• **Work to be completed**
Report the count of lines where the string "name" appears, and nothing else.

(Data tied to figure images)

□ □ □ □

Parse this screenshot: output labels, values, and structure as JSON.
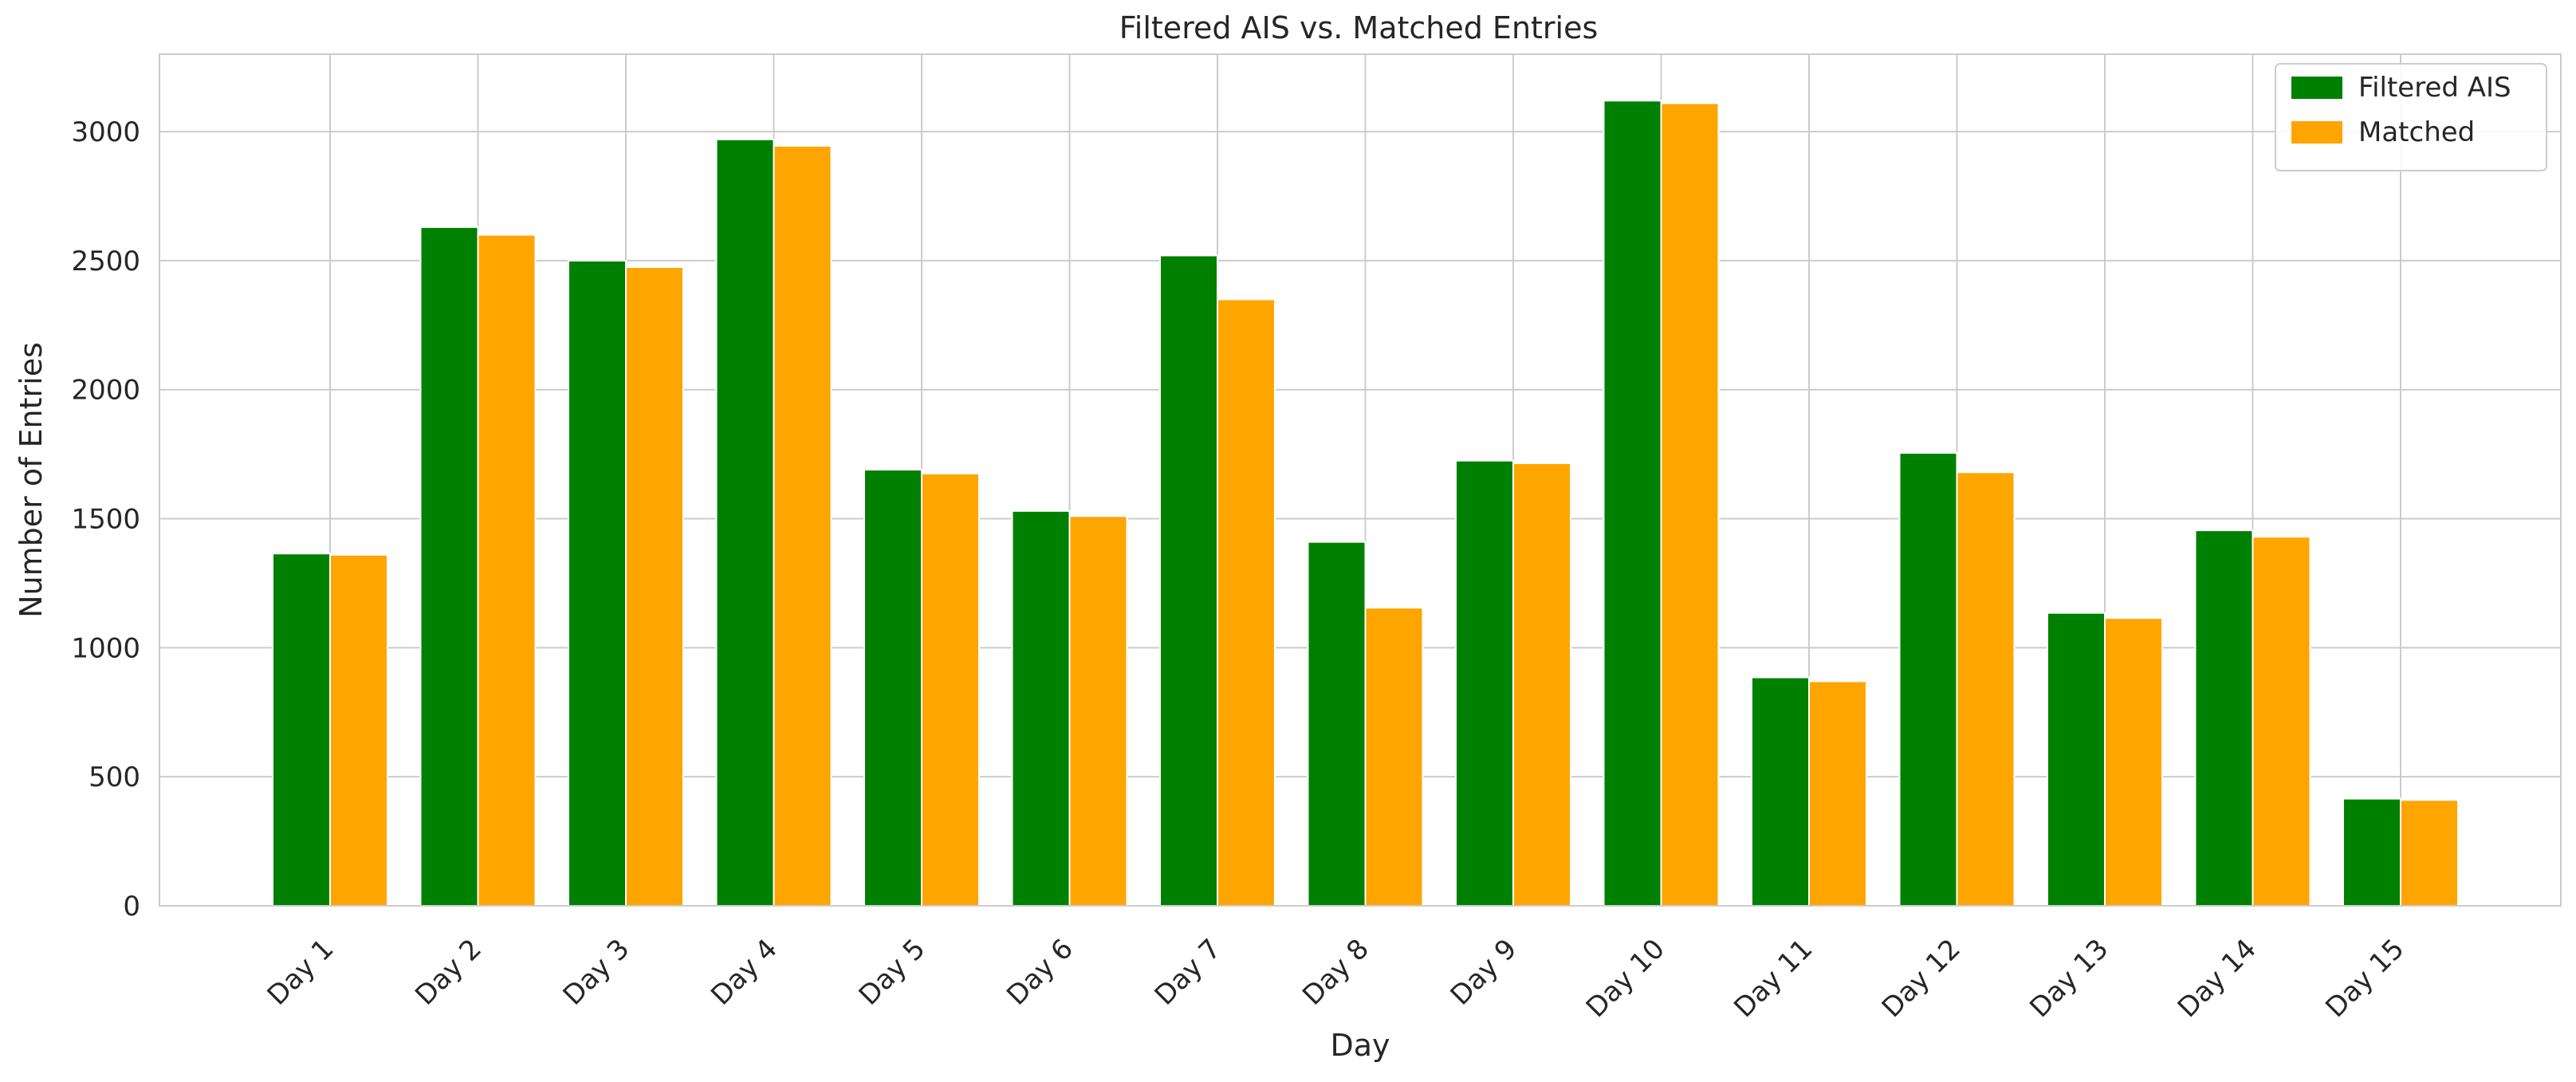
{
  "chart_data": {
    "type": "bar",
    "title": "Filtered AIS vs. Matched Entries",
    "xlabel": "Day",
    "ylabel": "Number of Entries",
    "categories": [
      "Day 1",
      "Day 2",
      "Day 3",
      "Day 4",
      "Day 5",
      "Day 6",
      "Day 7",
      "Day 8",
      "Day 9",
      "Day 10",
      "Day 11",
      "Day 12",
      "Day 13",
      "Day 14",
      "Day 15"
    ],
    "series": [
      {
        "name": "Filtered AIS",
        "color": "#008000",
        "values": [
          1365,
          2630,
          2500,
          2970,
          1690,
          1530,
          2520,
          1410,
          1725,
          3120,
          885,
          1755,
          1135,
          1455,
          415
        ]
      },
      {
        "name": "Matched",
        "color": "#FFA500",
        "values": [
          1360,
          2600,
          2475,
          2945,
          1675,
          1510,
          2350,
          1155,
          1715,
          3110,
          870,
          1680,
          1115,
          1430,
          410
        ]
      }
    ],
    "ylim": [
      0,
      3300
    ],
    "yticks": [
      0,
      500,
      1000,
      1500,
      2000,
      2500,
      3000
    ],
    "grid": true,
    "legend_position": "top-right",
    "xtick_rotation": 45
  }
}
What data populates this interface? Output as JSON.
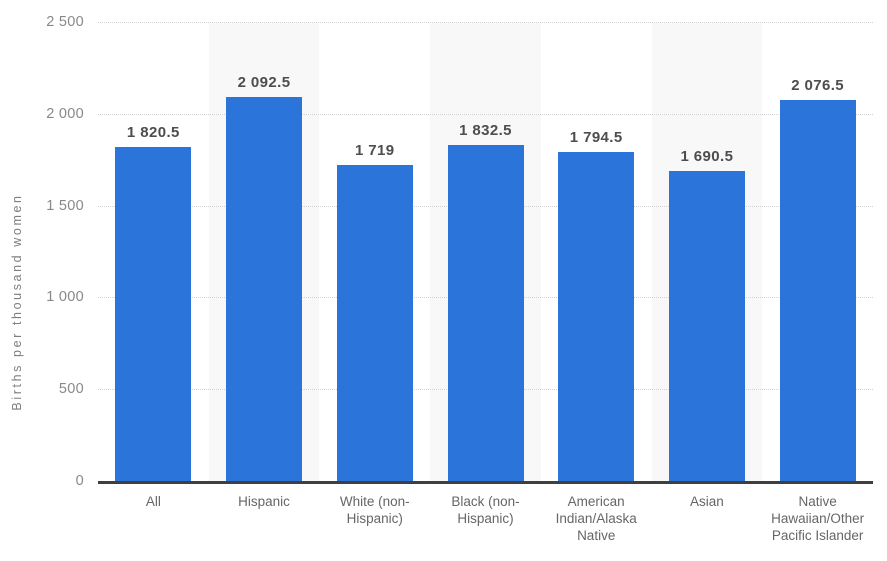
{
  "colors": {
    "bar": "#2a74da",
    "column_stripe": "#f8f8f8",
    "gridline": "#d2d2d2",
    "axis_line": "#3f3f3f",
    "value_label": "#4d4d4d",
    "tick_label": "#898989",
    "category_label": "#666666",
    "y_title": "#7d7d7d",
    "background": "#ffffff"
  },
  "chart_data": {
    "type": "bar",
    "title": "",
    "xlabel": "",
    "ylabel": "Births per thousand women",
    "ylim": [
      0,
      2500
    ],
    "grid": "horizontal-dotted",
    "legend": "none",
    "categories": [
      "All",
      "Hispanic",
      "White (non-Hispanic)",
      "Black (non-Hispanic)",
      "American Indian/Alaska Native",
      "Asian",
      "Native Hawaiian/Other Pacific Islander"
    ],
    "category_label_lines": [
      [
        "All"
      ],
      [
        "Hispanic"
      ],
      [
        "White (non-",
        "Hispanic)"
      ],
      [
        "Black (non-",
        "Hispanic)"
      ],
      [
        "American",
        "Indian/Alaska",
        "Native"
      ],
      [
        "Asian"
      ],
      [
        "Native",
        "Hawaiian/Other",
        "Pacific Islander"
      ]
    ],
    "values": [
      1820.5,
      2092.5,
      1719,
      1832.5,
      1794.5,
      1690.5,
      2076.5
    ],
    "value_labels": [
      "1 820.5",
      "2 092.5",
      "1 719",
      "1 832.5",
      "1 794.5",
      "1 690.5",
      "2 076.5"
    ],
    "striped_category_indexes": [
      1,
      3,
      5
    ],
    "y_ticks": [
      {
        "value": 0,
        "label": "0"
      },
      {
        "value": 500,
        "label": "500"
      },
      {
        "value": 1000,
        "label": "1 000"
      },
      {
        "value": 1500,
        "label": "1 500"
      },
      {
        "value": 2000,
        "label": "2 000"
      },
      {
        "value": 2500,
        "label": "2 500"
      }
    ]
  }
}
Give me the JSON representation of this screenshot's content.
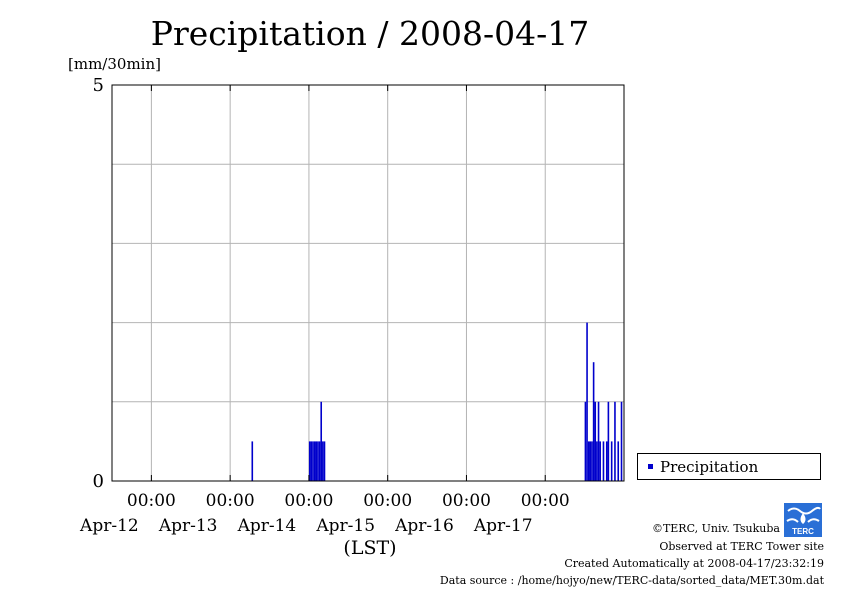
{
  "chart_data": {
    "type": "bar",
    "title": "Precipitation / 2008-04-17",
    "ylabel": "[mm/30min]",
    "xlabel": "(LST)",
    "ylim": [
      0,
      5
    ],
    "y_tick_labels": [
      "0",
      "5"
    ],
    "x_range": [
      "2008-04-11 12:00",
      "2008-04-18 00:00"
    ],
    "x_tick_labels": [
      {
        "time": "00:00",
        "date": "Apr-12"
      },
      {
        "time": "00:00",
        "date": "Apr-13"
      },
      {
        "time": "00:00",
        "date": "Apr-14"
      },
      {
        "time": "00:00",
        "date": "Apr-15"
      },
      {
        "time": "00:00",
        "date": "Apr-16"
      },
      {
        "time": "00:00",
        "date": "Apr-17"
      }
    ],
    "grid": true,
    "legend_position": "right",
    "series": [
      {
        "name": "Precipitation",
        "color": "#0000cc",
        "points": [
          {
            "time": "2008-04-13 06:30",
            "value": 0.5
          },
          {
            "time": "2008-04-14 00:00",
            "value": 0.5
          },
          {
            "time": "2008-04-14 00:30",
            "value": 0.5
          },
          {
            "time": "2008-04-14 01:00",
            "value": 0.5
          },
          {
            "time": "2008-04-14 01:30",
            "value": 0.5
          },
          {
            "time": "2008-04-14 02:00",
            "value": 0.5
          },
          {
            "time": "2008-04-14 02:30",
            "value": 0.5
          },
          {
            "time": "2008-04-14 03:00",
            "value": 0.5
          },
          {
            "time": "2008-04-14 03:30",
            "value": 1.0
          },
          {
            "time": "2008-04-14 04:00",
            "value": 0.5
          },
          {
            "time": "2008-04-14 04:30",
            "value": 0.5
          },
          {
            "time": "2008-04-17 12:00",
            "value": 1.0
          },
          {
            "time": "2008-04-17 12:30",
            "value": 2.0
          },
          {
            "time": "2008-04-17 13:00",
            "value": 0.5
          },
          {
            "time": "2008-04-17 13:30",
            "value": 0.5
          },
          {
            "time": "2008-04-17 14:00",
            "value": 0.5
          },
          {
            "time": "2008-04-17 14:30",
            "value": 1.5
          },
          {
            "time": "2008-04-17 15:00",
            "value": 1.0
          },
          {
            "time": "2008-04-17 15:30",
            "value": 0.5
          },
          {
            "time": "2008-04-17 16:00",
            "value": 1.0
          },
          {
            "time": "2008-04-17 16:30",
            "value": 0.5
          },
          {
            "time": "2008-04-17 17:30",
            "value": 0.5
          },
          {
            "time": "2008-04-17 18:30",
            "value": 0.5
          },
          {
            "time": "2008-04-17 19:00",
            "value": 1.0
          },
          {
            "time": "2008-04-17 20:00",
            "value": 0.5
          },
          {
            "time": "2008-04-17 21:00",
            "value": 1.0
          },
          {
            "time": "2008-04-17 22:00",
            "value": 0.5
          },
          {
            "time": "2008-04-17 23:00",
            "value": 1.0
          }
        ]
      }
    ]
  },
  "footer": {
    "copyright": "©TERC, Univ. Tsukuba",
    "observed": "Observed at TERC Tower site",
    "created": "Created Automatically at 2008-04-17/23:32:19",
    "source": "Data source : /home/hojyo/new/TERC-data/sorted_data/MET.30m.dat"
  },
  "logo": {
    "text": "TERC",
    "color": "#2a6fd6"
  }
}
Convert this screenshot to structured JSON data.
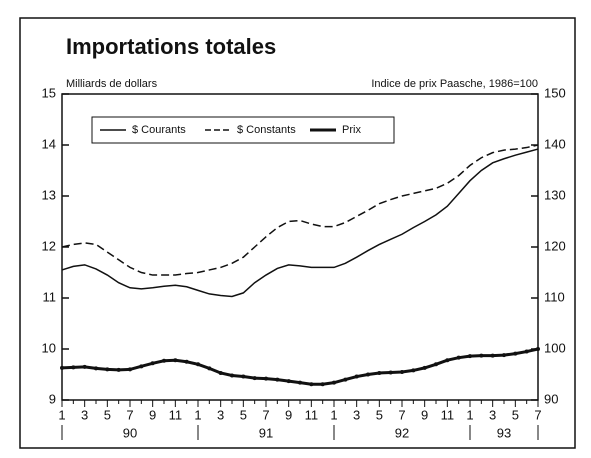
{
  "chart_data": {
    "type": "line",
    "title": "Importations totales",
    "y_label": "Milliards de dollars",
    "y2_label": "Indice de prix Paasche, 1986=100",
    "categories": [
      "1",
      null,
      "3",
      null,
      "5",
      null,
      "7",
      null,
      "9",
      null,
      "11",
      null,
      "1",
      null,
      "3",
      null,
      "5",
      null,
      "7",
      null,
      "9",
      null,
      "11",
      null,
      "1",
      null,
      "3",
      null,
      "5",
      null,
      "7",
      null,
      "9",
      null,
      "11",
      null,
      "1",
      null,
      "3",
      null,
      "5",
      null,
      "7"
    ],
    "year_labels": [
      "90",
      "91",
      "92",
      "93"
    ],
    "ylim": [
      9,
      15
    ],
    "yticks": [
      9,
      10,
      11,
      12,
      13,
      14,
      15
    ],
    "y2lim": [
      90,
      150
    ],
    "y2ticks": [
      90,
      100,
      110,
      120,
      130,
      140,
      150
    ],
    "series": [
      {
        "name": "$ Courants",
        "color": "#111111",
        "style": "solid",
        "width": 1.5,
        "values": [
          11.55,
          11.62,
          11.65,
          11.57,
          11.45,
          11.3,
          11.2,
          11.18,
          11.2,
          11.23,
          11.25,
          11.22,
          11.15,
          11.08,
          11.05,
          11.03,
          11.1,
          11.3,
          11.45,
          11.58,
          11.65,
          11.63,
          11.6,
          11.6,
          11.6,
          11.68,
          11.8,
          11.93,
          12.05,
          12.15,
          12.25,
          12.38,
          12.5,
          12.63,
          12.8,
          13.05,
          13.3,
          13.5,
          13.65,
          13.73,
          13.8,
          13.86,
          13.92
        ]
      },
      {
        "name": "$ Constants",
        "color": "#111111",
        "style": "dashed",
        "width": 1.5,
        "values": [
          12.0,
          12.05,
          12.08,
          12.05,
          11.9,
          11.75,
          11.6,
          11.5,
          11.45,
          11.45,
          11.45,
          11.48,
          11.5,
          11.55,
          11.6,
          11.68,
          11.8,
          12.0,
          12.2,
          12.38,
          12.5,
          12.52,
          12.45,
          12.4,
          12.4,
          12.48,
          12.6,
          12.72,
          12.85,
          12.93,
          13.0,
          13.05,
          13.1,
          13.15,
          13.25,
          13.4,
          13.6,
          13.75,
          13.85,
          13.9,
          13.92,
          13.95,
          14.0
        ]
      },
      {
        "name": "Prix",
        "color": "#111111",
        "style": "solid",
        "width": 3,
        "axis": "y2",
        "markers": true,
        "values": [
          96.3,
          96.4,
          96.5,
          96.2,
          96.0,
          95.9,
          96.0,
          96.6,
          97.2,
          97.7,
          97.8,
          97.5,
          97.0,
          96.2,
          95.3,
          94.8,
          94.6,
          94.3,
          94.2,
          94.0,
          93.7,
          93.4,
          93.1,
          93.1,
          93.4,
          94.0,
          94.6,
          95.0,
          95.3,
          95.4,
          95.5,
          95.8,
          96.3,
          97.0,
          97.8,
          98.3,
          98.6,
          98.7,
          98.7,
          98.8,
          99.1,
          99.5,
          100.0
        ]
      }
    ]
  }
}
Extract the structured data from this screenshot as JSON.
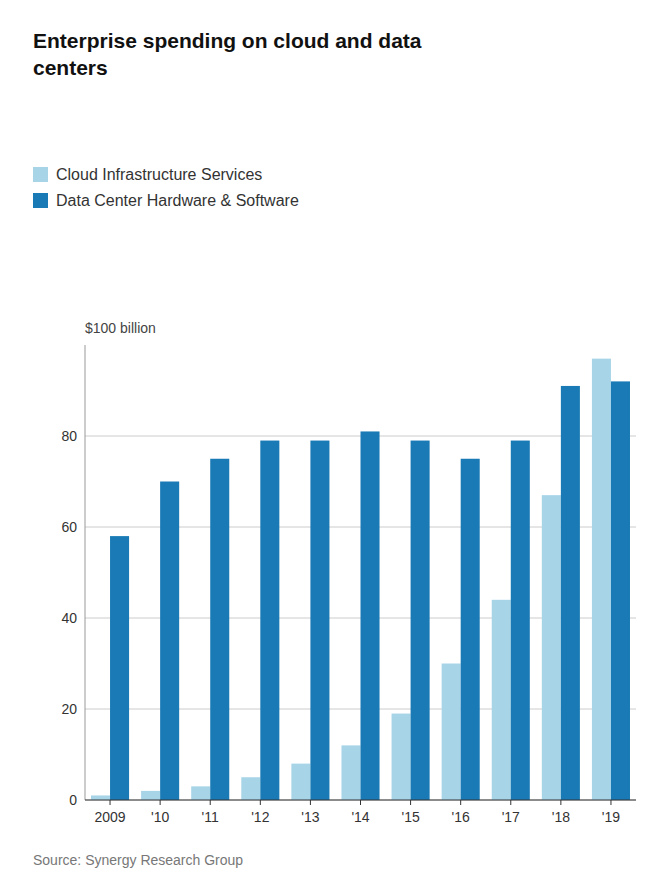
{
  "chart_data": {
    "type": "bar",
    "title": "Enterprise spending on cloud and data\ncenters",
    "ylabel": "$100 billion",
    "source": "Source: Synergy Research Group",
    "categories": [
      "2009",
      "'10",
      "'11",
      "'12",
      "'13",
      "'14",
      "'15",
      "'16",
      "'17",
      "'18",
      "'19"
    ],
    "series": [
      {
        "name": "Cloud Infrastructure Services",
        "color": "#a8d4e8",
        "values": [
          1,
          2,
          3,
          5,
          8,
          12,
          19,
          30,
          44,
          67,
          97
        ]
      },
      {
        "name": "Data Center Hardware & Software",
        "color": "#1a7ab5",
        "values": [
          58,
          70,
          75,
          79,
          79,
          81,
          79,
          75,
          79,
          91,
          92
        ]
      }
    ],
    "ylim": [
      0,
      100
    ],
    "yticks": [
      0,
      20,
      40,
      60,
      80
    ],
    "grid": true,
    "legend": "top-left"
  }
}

□ □ □ □

• **Output of the task**
8